*WORK REQUIRED*: Write down every entry below once more, exactly.
>> begin
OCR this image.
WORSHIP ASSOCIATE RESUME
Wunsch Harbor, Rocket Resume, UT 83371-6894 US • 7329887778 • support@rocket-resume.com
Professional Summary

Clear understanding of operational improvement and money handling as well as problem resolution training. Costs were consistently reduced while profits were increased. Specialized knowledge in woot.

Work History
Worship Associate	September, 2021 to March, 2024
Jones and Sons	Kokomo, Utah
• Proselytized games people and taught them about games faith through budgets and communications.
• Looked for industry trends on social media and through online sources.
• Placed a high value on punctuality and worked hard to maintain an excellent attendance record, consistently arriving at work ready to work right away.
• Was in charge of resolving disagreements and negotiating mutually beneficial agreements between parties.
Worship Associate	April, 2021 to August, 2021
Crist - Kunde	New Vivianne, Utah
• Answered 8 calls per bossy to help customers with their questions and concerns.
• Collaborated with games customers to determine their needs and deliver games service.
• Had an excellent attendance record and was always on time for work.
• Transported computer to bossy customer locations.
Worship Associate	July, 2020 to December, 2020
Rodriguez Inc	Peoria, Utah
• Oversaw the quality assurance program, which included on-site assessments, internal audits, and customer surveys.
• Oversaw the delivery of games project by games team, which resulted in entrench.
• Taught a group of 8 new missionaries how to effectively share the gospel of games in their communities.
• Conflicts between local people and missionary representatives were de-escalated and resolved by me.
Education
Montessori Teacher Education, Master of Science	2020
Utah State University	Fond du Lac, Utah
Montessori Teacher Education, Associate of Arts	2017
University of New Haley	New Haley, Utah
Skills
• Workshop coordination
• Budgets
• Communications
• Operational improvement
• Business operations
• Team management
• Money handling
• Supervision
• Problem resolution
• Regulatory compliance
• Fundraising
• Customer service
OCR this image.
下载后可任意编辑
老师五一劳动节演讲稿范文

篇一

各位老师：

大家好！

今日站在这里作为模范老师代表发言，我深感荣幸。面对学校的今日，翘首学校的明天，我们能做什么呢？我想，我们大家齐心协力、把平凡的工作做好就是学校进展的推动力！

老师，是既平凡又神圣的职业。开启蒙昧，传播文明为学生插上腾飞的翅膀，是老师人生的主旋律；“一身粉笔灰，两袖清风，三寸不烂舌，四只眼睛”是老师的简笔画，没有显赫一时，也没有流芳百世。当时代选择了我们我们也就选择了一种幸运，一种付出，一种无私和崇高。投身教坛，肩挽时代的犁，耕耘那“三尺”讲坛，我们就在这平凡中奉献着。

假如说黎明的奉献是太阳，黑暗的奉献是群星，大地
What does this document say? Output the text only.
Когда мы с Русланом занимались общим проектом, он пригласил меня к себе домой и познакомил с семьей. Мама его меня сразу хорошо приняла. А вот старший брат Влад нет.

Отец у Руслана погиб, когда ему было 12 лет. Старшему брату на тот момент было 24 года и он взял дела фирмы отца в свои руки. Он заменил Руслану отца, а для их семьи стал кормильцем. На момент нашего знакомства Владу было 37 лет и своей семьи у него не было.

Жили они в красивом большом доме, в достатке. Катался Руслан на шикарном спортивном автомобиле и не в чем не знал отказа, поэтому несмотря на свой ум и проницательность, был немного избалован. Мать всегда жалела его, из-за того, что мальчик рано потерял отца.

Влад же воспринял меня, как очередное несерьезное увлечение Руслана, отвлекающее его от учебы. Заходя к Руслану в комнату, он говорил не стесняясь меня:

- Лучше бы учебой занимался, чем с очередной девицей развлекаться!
>> end
*PROBLEM SOLUTION*:
OCR this image.
WORSHIP ASSOCIATE RESUME
Wunsch Harbor, Rocket Resume, UT 83371-6894 US • 7329887778 • support@rocket-resume.com
Professional Summary

Clear understanding of operational improvement and money handling as well as problem resolution training. Costs were consistently reduced while profits were increased. Specialized knowledge in woot.

Work History
Worship Associate	September, 2021 to March, 2024
Jones and Sons	Kokomo, Utah
• Proselytized games people and taught them about games faith through budgets and communications.
• Looked for industry trends on social media and through online sources.
• Placed a high value on punctuality and worked hard to maintain an excellent attendance record, consistently arriving at work ready to work right away.
• Was in charge of resolving disagreements and negotiating mutually beneficial agreements between parties.
Worship Associate	April, 2021 to August, 2021
Crist - Kunde	New Vivianne, Utah
• Answered 8 calls per bossy to help customers with their questions and concerns.
• Collaborated with games customers to determine their needs and deliver games service.
• Had an excellent attendance record and was always on time for work.
• Transported computer to bossy customer locations.
Worship Associate	July, 2020 to December, 2020
Rodriguez Inc	Peoria, Utah
• Oversaw the quality assurance program, which included on-site assessments, internal audits, and customer surveys.
• Oversaw the delivery of games project by games team, which resulted in entrench.
• Taught a group of 8 new missionaries how to effectively share the gospel of games in their communities.
• Conflicts between local people and missionary representatives were de-escalated and resolved by me.
Education
Montessori Teacher Education, Master of Science	2020
Utah State University	Fond du Lac, Utah
Montessori Teacher Education, Associate of Arts	2017
University of New Haley	New Haley, Utah
Skills
• Workshop coordination
• Budgets
• Communications
• Operational improvement
• Business operations
• Team management
• Money handling
• Supervision
• Problem resolution
• Regulatory compliance
• Fundraising
• Customer service
OCR this image.
下载后可任意编辑
老师五一劳动节演讲稿范文

篇一

各位老师：

大家好！

今日站在这里作为模范老师代表发言，我深感荣幸。面对学校的今日，翘首学校的明天，我们能做什么呢？我想，我们大家齐心协力、把平凡的工作做好就是学校进展的推动力！

老师，是既平凡又神圣的职业。开启蒙昧，传播文明为学生插上腾飞的翅膀，是老师人生的主旋律；“一身粉笔灰，两袖清风，三寸不烂舌，四只眼睛”是老师的简笔画，没有显赫一时，也没有流芳百世。当时代选择了我们我们也就选择了一种幸运，一种付出，一种无私和崇高。投身教坛，肩挽时代的犁，耕耘那“三尺”讲坛，我们就在这平凡中奉献着。

假如说黎明的奉献是太阳，黑暗的奉献是群星，大地
What does this document say? Output the text only.
Когда мы с Русланом занимались общим проектом, он пригласил меня к себе домой и познакомил с семьей. Мама его меня сразу хорошо приняла. А вот старший брат Влад нет.

Отец у Руслана погиб, когда ему было 12 лет. Старшему брату на тот момент было 24 года и он взял дела фирмы отца в свои руки. Он заменил Руслану отца, а для их семьи стал кормильцем. На момент нашего знакомства Владу было 37 лет и своей семьи у него не было.

Жили они в красивом большом доме, в достатке. Катался Руслан на шикарном спортивном автомобиле и не в чем не знал отказа, поэтому несмотря на свой ум и проницательность, был немного избалован. Мать всегда жалела его, из-за того, что мальчик рано потерял отца.

Влад же воспринял меня, как очередное несерьезное увлечение Руслана, отвлекающее его от учебы. Заходя к Руслану в комнату, он говорил не стесняясь меня:

- Лучше бы учебой занимался, чем с очередной девицей развлекаться!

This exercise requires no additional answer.